#### Records provided

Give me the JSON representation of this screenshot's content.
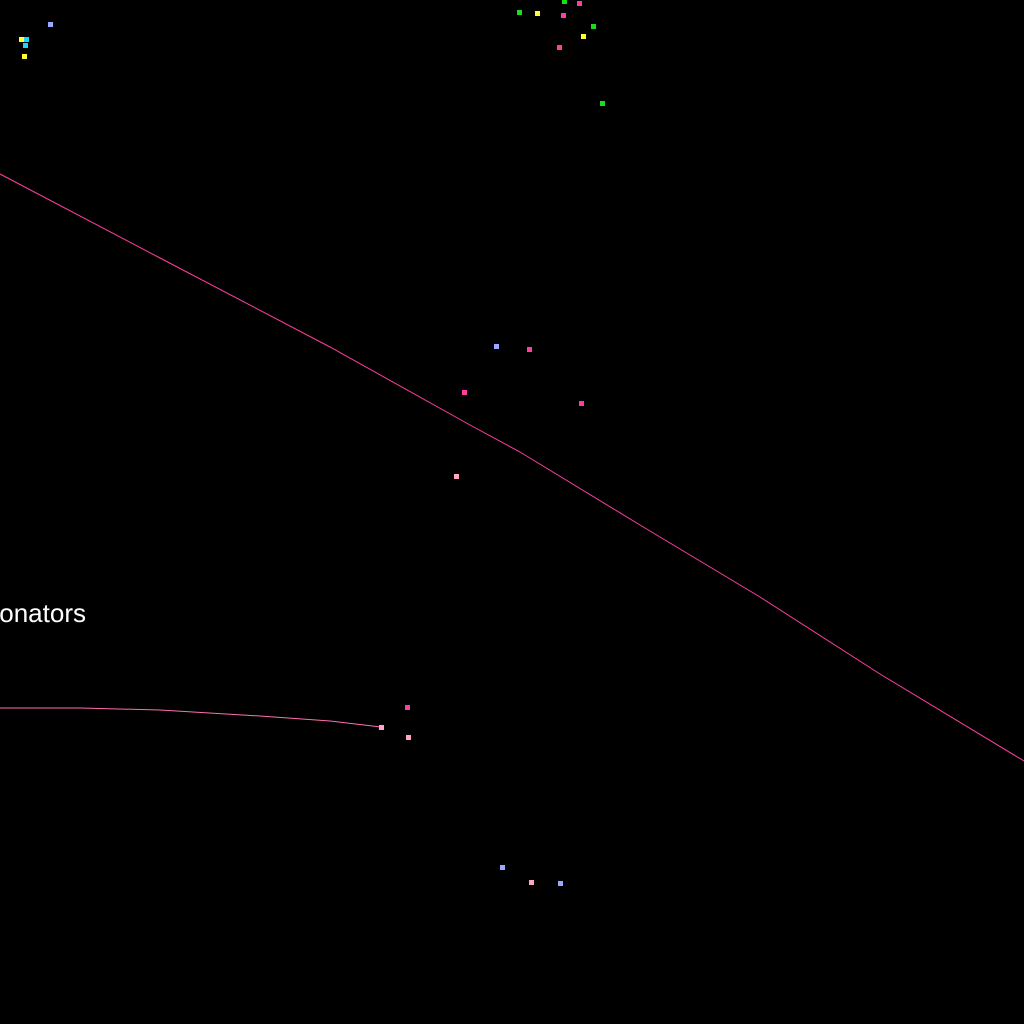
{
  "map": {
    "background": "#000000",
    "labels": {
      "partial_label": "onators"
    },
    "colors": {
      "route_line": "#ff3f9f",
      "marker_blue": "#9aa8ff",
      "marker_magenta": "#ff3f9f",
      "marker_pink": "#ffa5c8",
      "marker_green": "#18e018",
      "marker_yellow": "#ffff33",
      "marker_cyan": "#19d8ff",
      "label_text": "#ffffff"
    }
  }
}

########
#### Records provided

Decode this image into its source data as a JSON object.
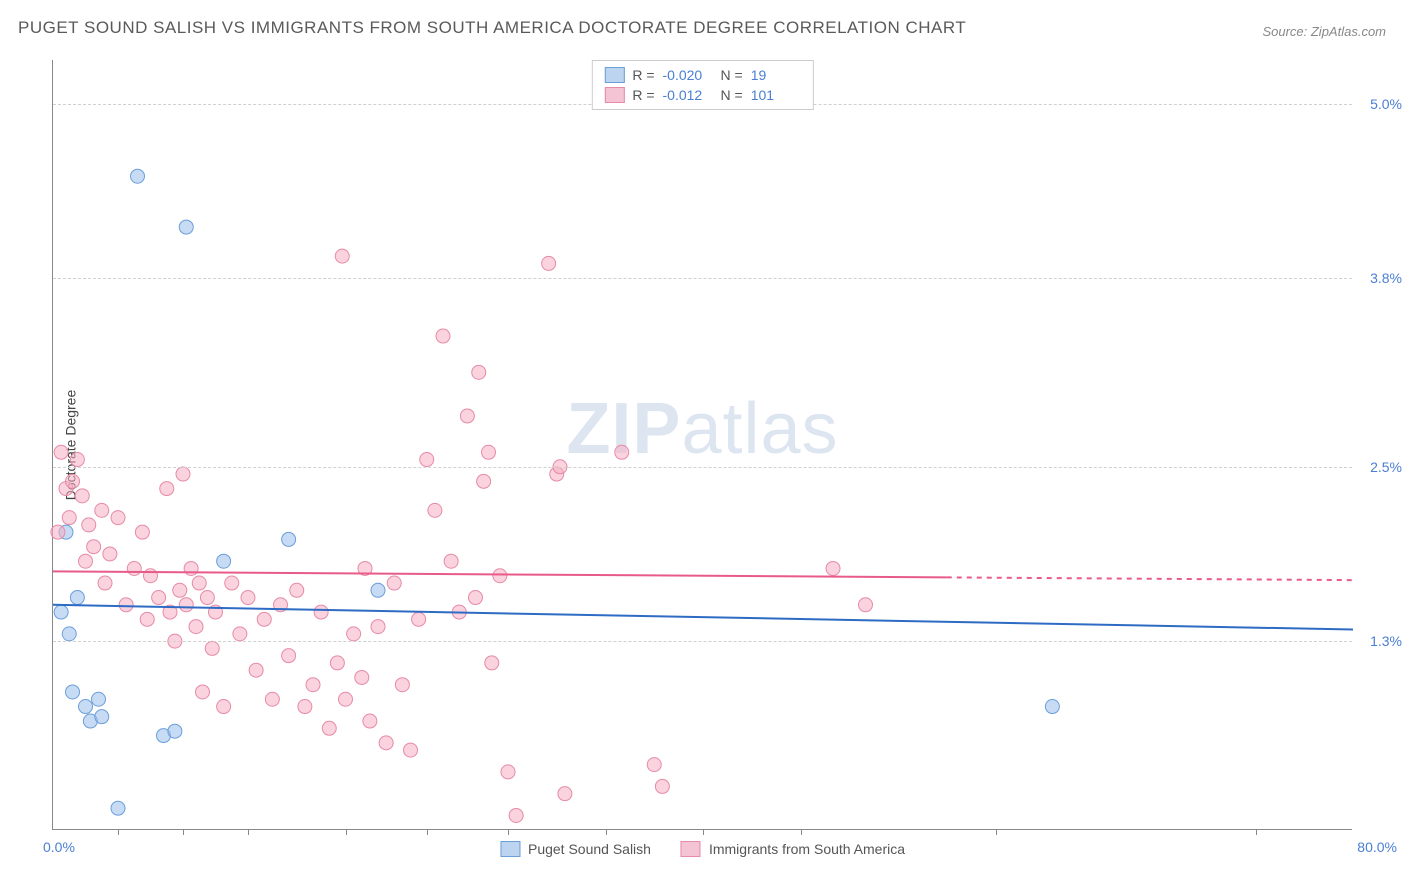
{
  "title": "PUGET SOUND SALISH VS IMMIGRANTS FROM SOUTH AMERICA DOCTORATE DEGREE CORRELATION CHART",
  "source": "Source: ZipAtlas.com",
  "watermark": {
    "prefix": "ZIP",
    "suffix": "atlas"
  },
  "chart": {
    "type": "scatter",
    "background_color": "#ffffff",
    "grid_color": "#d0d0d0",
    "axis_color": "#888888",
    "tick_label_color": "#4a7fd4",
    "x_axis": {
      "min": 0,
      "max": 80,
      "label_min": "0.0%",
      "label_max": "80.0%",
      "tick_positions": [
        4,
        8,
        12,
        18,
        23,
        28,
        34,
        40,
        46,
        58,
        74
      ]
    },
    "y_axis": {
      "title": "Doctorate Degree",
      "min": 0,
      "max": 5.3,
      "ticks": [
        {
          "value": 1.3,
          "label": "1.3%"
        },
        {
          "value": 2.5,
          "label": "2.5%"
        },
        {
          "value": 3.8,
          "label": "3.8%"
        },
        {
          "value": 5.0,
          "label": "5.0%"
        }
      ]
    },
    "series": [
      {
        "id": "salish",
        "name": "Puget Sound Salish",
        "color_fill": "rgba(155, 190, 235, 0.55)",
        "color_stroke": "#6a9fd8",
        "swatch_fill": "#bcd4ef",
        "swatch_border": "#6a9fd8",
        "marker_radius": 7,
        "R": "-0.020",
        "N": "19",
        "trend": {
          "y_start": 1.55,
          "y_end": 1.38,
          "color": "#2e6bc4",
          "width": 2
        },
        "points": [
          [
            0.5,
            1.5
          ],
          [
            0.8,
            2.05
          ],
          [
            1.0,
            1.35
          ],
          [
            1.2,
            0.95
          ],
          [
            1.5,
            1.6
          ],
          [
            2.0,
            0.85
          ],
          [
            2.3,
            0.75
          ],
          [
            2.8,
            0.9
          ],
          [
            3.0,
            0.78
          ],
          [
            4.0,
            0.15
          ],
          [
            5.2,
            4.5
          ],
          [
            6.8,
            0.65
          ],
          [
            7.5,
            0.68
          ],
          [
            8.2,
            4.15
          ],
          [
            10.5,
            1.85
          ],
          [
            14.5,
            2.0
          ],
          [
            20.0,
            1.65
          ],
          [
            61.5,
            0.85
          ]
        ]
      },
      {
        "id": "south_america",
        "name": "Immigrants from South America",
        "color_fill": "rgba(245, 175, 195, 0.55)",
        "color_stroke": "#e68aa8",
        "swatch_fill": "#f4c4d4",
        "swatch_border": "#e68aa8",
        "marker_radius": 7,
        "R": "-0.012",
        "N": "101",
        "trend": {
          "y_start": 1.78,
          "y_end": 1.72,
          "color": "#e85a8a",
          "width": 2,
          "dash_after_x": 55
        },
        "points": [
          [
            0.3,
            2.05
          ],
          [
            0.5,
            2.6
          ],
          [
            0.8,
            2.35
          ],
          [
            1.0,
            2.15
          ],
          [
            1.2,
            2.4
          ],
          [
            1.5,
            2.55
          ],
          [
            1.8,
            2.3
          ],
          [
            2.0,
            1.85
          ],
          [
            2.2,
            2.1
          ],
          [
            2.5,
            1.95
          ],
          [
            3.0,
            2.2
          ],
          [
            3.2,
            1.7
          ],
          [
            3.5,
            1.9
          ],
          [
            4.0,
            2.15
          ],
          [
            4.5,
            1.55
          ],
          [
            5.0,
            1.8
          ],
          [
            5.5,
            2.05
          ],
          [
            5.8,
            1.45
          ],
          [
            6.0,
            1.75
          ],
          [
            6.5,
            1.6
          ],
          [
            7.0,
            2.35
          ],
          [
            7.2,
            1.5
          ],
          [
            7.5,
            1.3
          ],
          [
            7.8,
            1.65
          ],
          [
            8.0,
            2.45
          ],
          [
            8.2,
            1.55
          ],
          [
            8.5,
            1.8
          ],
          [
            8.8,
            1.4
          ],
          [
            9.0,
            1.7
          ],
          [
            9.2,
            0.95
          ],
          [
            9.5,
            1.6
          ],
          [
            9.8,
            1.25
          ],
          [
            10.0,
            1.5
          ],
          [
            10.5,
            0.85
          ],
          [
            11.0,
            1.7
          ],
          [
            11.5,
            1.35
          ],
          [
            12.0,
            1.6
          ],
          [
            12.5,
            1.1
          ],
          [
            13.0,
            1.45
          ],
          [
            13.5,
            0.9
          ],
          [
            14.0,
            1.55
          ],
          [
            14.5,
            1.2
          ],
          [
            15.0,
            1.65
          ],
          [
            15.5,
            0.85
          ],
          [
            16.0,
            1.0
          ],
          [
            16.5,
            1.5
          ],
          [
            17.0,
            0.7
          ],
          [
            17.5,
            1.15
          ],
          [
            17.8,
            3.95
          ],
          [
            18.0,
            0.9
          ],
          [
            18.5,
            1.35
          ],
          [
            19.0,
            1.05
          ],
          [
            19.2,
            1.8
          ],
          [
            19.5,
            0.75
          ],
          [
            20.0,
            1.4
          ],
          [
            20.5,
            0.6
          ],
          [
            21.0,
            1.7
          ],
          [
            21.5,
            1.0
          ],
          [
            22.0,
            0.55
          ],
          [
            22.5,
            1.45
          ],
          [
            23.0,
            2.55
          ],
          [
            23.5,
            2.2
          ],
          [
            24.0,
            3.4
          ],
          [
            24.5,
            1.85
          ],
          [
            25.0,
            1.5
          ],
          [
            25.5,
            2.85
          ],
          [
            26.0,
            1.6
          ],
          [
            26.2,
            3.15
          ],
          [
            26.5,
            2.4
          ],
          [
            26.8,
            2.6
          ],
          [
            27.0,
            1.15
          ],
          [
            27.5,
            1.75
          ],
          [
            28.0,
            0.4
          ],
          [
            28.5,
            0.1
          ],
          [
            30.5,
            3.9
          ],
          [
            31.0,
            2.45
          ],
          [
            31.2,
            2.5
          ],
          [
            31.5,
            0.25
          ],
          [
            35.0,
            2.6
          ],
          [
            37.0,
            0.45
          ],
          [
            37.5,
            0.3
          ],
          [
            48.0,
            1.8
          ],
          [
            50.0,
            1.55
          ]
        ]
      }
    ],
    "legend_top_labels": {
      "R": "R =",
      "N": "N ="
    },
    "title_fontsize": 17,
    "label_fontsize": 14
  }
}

########

:: Short exercise ::
Gather from the records above every line containing the string "JSON".

:: Solved problem ::
Give me the JSON representation of this screenshot's content.
Decode this image into its source data as a JSON object.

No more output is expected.